What the task asks — Restate the entries below verbatim.

Saved data entries:
** begin **

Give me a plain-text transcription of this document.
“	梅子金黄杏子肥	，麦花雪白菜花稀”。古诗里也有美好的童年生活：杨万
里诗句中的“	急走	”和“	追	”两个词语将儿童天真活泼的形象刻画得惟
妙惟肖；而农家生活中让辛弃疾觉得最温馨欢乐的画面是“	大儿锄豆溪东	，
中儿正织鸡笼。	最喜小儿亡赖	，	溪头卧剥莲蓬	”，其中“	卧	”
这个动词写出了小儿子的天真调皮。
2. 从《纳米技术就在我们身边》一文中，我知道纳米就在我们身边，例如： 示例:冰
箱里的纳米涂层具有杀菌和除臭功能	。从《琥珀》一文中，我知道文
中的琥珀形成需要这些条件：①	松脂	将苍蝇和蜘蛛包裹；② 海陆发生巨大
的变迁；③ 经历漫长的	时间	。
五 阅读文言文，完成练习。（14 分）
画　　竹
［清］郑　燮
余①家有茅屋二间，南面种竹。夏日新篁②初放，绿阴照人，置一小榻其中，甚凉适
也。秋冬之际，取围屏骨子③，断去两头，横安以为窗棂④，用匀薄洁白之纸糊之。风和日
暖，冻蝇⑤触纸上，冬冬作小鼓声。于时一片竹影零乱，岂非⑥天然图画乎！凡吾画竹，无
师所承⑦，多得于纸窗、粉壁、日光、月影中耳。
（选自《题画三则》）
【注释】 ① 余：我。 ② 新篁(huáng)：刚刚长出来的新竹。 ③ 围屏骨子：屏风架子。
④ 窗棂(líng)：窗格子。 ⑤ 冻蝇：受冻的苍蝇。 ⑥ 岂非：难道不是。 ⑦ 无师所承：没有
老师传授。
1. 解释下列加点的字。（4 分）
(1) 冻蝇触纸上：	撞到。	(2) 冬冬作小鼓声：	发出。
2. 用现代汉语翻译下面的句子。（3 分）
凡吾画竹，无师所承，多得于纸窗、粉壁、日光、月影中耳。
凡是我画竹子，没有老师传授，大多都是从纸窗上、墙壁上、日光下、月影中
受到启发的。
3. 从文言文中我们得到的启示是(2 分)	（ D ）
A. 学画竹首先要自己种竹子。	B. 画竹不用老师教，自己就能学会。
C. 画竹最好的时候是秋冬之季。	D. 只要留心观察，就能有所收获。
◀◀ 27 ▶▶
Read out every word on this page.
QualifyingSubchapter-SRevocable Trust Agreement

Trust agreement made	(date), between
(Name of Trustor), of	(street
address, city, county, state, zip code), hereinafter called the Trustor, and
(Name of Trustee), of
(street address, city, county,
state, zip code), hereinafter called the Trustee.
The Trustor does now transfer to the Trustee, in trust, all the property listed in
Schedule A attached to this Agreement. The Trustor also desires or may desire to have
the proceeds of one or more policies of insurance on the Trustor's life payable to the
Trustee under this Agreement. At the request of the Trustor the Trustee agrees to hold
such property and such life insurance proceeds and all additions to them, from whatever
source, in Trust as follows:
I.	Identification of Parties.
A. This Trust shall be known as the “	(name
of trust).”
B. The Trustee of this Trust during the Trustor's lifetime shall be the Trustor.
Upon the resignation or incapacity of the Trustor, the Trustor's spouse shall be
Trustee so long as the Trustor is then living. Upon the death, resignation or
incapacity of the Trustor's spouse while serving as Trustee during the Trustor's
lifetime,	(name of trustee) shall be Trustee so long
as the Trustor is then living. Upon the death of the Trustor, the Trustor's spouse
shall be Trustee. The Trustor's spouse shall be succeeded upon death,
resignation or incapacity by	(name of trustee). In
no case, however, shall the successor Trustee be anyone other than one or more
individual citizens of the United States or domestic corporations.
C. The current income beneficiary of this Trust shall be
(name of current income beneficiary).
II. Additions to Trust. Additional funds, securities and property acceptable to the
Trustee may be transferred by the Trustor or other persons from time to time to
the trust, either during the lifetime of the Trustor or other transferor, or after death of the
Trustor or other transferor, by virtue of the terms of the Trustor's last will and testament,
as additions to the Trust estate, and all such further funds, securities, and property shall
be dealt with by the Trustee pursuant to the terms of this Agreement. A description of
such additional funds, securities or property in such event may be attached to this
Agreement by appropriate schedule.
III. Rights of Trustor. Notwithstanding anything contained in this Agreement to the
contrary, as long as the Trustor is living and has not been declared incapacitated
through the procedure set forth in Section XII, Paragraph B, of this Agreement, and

** end **

Solution to this exercise —
Give me a plain-text transcription of this document.
“	梅子金黄杏子肥	，麦花雪白菜花稀”。古诗里也有美好的童年生活：杨万
里诗句中的“	急走	”和“	追	”两个词语将儿童天真活泼的形象刻画得惟
妙惟肖；而农家生活中让辛弃疾觉得最温馨欢乐的画面是“	大儿锄豆溪东	，
中儿正织鸡笼。	最喜小儿亡赖	，	溪头卧剥莲蓬	”，其中“	卧	”
这个动词写出了小儿子的天真调皮。
2. 从《纳米技术就在我们身边》一文中，我知道纳米就在我们身边，例如： 示例:冰
箱里的纳米涂层具有杀菌和除臭功能	。从《琥珀》一文中，我知道文
中的琥珀形成需要这些条件：①	松脂	将苍蝇和蜘蛛包裹；② 海陆发生巨大
的变迁；③ 经历漫长的	时间	。
五 阅读文言文，完成练习。（14 分）
画　　竹
［清］郑　燮
余①家有茅屋二间，南面种竹。夏日新篁②初放，绿阴照人，置一小榻其中，甚凉适
也。秋冬之际，取围屏骨子③，断去两头，横安以为窗棂④，用匀薄洁白之纸糊之。风和日
暖，冻蝇⑤触纸上，冬冬作小鼓声。于时一片竹影零乱，岂非⑥天然图画乎！凡吾画竹，无
师所承⑦，多得于纸窗、粉壁、日光、月影中耳。
（选自《题画三则》）
【注释】 ① 余：我。 ② 新篁(huáng)：刚刚长出来的新竹。 ③ 围屏骨子：屏风架子。
④ 窗棂(líng)：窗格子。 ⑤ 冻蝇：受冻的苍蝇。 ⑥ 岂非：难道不是。 ⑦ 无师所承：没有
老师传授。
1. 解释下列加点的字。（4 分）
(1) 冻蝇触纸上：	撞到。	(2) 冬冬作小鼓声：	发出。
2. 用现代汉语翻译下面的句子。（3 分）
凡吾画竹，无师所承，多得于纸窗、粉壁、日光、月影中耳。
凡是我画竹子，没有老师传授，大多都是从纸窗上、墙壁上、日光下、月影中
受到启发的。
3. 从文言文中我们得到的启示是(2 分)	（ D ）
A. 学画竹首先要自己种竹子。	B. 画竹不用老师教，自己就能学会。
C. 画竹最好的时候是秋冬之季。	D. 只要留心观察，就能有所收获。
◀◀ 27 ▶▶
Read out every word on this page.
QualifyingSubchapter-SRevocable Trust Agreement

Trust agreement made	(date), between
(Name of Trustor), of	(street
address, city, county, state, zip code), hereinafter called the Trustor, and
(Name of Trustee), of
(street address, city, county,
state, zip code), hereinafter called the Trustee.
The Trustor does now transfer to the Trustee, in trust, all the property listed in
Schedule A attached to this Agreement. The Trustor also desires or may desire to have
the proceeds of one or more policies of insurance on the Trustor's life payable to the
Trustee under this Agreement. At the request of the Trustor the Trustee agrees to hold
such property and such life insurance proceeds and all additions to them, from whatever
source, in Trust as follows:
I.	Identification of Parties.
A. This Trust shall be known as the “	(name
of trust).”
B. The Trustee of this Trust during the Trustor's lifetime shall be the Trustor.
Upon the resignation or incapacity of the Trustor, the Trustor's spouse shall be
Trustee so long as the Trustor is then living. Upon the death, resignation or
incapacity of the Trustor's spouse while serving as Trustee during the Trustor's
lifetime,	(name of trustee) shall be Trustee so long
as the Trustor is then living. Upon the death of the Trustor, the Trustor's spouse
shall be Trustee. The Trustor's spouse shall be succeeded upon death,
resignation or incapacity by	(name of trustee). In
no case, however, shall the successor Trustee be anyone other than one or more
individual citizens of the United States or domestic corporations.
C. The current income beneficiary of this Trust shall be
(name of current income beneficiary).
II. Additions to Trust. Additional funds, securities and property acceptable to the
Trustee may be transferred by the Trustor or other persons from time to time to
the trust, either during the lifetime of the Trustor or other transferor, or after death of the
Trustor or other transferor, by virtue of the terms of the Trustor's last will and testament,
as additions to the Trust estate, and all such further funds, securities, and property shall
be dealt with by the Trustee pursuant to the terms of this Agreement. A description of
such additional funds, securities or property in such event may be attached to this
Agreement by appropriate schedule.
III. Rights of Trustor. Notwithstanding anything contained in this Agreement to the
contrary, as long as the Trustor is living and has not been declared incapacitated
through the procedure set forth in Section XII, Paragraph B, of this Agreement, and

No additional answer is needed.